Dataset excerpt
####
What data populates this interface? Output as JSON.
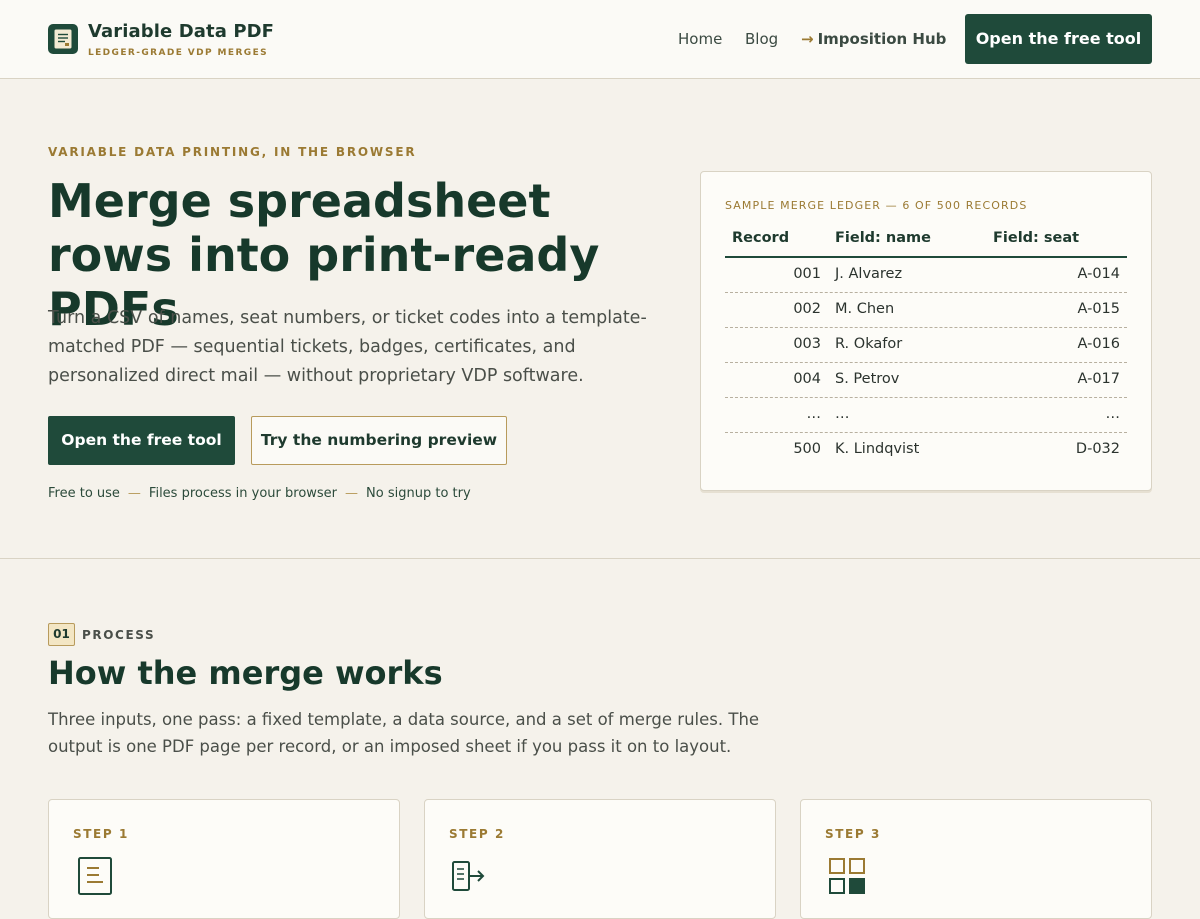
{
  "header": {
    "brand_name": "Variable Data PDF",
    "brand_tagline": "LEDGER-GRADE VDP MERGES",
    "logo_icon": "document-icon",
    "nav": {
      "home": "Home",
      "blog": "Blog",
      "hub_arrow": "→",
      "hub": "Imposition Hub"
    },
    "cta": "Open the free tool"
  },
  "hero": {
    "eyebrow": "VARIABLE DATA PRINTING, IN THE BROWSER",
    "title": "Merge spreadsheet rows into print-ready PDFs",
    "description": "Turn a CSV of names, seat numbers, or ticket codes into a template-matched PDF — sequential tickets, badges, certificates, and personalized direct mail — without proprietary VDP software.",
    "primary_button": "Open the free tool",
    "secondary_button": "Try the numbering preview",
    "notes": [
      "Free to use",
      "Files process in your browser",
      "No signup to try"
    ],
    "note_separator": "—"
  },
  "ledger": {
    "caption": "SAMPLE MERGE LEDGER — 6 OF 500 RECORDS",
    "columns": [
      "Record",
      "Field: name",
      "Field: seat"
    ],
    "rows": [
      {
        "record": "001",
        "name": "J. Alvarez",
        "seat": "A-014"
      },
      {
        "record": "002",
        "name": "M. Chen",
        "seat": "A-015"
      },
      {
        "record": "003",
        "name": "R. Okafor",
        "seat": "A-016"
      },
      {
        "record": "004",
        "name": "S. Petrov",
        "seat": "A-017"
      },
      {
        "record": "…",
        "name": "…",
        "seat": "…"
      },
      {
        "record": "500",
        "name": "K. Lindqvist",
        "seat": "D-032"
      }
    ]
  },
  "process": {
    "number": "01",
    "label": "PROCESS",
    "title": "How the merge works",
    "description": "Three inputs, one pass: a fixed template, a data source, and a set of merge rules. The output is one PDF page per record, or an imposed sheet if you pass it on to layout.",
    "steps": [
      {
        "label": "STEP 1",
        "icon": "template-document-icon"
      },
      {
        "label": "STEP 2",
        "icon": "data-import-icon"
      },
      {
        "label": "STEP 3",
        "icon": "grid-layout-icon"
      }
    ]
  },
  "colors": {
    "accent": "#1f4a3a",
    "gold": "#9b7a33",
    "background": "#f5f2eb"
  }
}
####
Scan the material line by line and report each one that contains "icon".

> **Worked answer**:
    "logo_icon": "document-icon",
        "icon": "template-document-icon"
        "icon": "data-import-icon"
        "icon": "grid-layout-icon"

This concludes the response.